## [Exercise goal]
Each entry needs to be restated exactly as written.
:: Data provided ::
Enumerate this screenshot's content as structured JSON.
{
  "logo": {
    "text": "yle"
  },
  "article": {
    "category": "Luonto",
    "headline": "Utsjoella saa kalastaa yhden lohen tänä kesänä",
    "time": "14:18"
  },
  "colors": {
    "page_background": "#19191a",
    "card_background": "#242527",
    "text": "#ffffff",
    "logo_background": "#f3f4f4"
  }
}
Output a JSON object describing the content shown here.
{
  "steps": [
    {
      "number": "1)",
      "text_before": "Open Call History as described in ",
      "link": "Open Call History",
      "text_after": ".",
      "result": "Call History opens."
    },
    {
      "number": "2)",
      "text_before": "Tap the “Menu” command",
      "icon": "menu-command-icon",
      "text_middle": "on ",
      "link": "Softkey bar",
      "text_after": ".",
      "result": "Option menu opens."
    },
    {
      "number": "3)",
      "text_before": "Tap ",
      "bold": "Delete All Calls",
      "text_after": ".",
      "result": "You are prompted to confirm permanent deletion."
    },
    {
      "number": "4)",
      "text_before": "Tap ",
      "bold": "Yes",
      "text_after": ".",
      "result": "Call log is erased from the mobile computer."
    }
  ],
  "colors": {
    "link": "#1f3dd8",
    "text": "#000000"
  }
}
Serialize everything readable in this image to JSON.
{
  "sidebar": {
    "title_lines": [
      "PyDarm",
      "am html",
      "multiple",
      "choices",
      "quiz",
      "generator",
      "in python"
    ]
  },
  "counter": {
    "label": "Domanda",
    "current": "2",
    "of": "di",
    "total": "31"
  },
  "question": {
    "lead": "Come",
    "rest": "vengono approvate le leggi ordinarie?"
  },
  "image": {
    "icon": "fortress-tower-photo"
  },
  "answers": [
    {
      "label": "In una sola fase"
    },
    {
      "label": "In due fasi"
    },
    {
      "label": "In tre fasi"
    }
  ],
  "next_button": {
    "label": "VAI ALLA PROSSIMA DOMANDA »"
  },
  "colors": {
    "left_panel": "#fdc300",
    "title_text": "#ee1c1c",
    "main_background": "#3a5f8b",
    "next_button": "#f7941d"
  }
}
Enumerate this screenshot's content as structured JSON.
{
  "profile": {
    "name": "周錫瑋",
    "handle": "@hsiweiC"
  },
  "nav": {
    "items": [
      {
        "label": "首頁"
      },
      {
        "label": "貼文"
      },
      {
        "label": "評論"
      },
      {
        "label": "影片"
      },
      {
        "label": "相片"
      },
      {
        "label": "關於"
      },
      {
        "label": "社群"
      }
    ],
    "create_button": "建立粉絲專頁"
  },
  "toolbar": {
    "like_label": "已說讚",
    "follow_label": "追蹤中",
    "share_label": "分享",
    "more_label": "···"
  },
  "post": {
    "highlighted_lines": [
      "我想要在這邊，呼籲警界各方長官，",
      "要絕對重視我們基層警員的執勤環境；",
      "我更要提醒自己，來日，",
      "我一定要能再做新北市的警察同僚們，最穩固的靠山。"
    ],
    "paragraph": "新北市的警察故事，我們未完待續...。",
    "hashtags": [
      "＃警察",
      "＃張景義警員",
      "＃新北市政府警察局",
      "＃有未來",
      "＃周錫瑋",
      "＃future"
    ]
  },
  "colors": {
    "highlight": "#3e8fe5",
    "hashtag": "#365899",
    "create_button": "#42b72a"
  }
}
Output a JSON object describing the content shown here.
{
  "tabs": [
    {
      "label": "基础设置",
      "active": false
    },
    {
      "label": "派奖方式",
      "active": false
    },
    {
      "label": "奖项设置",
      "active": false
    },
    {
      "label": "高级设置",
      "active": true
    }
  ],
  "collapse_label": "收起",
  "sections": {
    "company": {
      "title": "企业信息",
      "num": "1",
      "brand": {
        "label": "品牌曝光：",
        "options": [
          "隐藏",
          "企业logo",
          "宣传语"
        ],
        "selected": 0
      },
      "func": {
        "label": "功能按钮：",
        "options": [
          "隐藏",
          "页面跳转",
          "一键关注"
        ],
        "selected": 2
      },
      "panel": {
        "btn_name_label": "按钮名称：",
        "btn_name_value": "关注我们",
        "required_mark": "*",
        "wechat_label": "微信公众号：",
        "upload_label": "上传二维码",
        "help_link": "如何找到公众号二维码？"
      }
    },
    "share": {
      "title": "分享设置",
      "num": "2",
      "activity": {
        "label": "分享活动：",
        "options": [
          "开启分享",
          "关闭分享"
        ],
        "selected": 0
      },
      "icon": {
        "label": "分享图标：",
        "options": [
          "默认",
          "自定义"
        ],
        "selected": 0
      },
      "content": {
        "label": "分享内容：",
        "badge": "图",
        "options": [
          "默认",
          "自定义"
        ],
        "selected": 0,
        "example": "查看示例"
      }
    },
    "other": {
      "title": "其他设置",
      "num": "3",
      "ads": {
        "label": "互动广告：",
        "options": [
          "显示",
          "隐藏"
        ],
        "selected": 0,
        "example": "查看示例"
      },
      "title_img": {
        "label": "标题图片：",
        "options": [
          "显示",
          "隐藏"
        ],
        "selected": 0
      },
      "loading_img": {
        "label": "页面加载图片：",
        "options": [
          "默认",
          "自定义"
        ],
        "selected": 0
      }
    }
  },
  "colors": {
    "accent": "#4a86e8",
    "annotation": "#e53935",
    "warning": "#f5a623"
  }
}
:::
## [Response to this task]
Enumerate this screenshot's content as structured JSON.
{
  "logo": {
    "text": "yle"
  },
  "article": {
    "category": "Luonto",
    "headline": "Utsjoella saa kalastaa yhden lohen tänä kesänä",
    "time": "14:18"
  },
  "colors": {
    "page_background": "#19191a",
    "card_background": "#242527",
    "text": "#ffffff",
    "logo_background": "#f3f4f4"
  }
}
Output a JSON object describing the content shown here.
{
  "steps": [
    {
      "number": "1)",
      "text_before": "Open Call History as described in ",
      "link": "Open Call History",
      "text_after": ".",
      "result": "Call History opens."
    },
    {
      "number": "2)",
      "text_before": "Tap the “Menu” command",
      "icon": "menu-command-icon",
      "text_middle": "on ",
      "link": "Softkey bar",
      "text_after": ".",
      "result": "Option menu opens."
    },
    {
      "number": "3)",
      "text_before": "Tap ",
      "bold": "Delete All Calls",
      "text_after": ".",
      "result": "You are prompted to confirm permanent deletion."
    },
    {
      "number": "4)",
      "text_before": "Tap ",
      "bold": "Yes",
      "text_after": ".",
      "result": "Call log is erased from the mobile computer."
    }
  ],
  "colors": {
    "link": "#1f3dd8",
    "text": "#000000"
  }
}
Serialize everything readable in this image to JSON.
{
  "sidebar": {
    "title_lines": [
      "PyDarm",
      "am html",
      "multiple",
      "choices",
      "quiz",
      "generator",
      "in python"
    ]
  },
  "counter": {
    "label": "Domanda",
    "current": "2",
    "of": "di",
    "total": "31"
  },
  "question": {
    "lead": "Come",
    "rest": "vengono approvate le leggi ordinarie?"
  },
  "image": {
    "icon": "fortress-tower-photo"
  },
  "answers": [
    {
      "label": "In una sola fase"
    },
    {
      "label": "In due fasi"
    },
    {
      "label": "In tre fasi"
    }
  ],
  "next_button": {
    "label": "VAI ALLA PROSSIMA DOMANDA »"
  },
  "colors": {
    "left_panel": "#fdc300",
    "title_text": "#ee1c1c",
    "main_background": "#3a5f8b",
    "next_button": "#f7941d"
  }
}
Enumerate this screenshot's content as structured JSON.
{
  "profile": {
    "name": "周錫瑋",
    "handle": "@hsiweiC"
  },
  "nav": {
    "items": [
      {
        "label": "首頁"
      },
      {
        "label": "貼文"
      },
      {
        "label": "評論"
      },
      {
        "label": "影片"
      },
      {
        "label": "相片"
      },
      {
        "label": "關於"
      },
      {
        "label": "社群"
      }
    ],
    "create_button": "建立粉絲專頁"
  },
  "toolbar": {
    "like_label": "已說讚",
    "follow_label": "追蹤中",
    "share_label": "分享",
    "more_label": "···"
  },
  "post": {
    "highlighted_lines": [
      "我想要在這邊，呼籲警界各方長官，",
      "要絕對重視我們基層警員的執勤環境；",
      "我更要提醒自己，來日，",
      "我一定要能再做新北市的警察同僚們，最穩固的靠山。"
    ],
    "paragraph": "新北市的警察故事，我們未完待續...。",
    "hashtags": [
      "＃警察",
      "＃張景義警員",
      "＃新北市政府警察局",
      "＃有未來",
      "＃周錫瑋",
      "＃future"
    ]
  },
  "colors": {
    "highlight": "#3e8fe5",
    "hashtag": "#365899",
    "create_button": "#42b72a"
  }
}
Output a JSON object describing the content shown here.
{
  "tabs": [
    {
      "label": "基础设置",
      "active": false
    },
    {
      "label": "派奖方式",
      "active": false
    },
    {
      "label": "奖项设置",
      "active": false
    },
    {
      "label": "高级设置",
      "active": true
    }
  ],
  "collapse_label": "收起",
  "sections": {
    "company": {
      "title": "企业信息",
      "num": "1",
      "brand": {
        "label": "品牌曝光：",
        "options": [
          "隐藏",
          "企业logo",
          "宣传语"
        ],
        "selected": 0
      },
      "func": {
        "label": "功能按钮：",
        "options": [
          "隐藏",
          "页面跳转",
          "一键关注"
        ],
        "selected": 2
      },
      "panel": {
        "btn_name_label": "按钮名称：",
        "btn_name_value": "关注我们",
        "required_mark": "*",
        "wechat_label": "微信公众号：",
        "upload_label": "上传二维码",
        "help_link": "如何找到公众号二维码？"
      }
    },
    "share": {
      "title": "分享设置",
      "num": "2",
      "activity": {
        "label": "分享活动：",
        "options": [
          "开启分享",
          "关闭分享"
        ],
        "selected": 0
      },
      "icon": {
        "label": "分享图标：",
        "options": [
          "默认",
          "自定义"
        ],
        "selected": 0
      },
      "content": {
        "label": "分享内容：",
        "badge": "图",
        "options": [
          "默认",
          "自定义"
        ],
        "selected": 0,
        "example": "查看示例"
      }
    },
    "other": {
      "title": "其他设置",
      "num": "3",
      "ads": {
        "label": "互动广告：",
        "options": [
          "显示",
          "隐藏"
        ],
        "selected": 0,
        "example": "查看示例"
      },
      "title_img": {
        "label": "标题图片：",
        "options": [
          "显示",
          "隐藏"
        ],
        "selected": 0
      },
      "loading_img": {
        "label": "页面加载图片：",
        "options": [
          "默认",
          "自定义"
        ],
        "selected": 0
      }
    }
  },
  "colors": {
    "accent": "#4a86e8",
    "annotation": "#e53935",
    "warning": "#f5a623"
  }
}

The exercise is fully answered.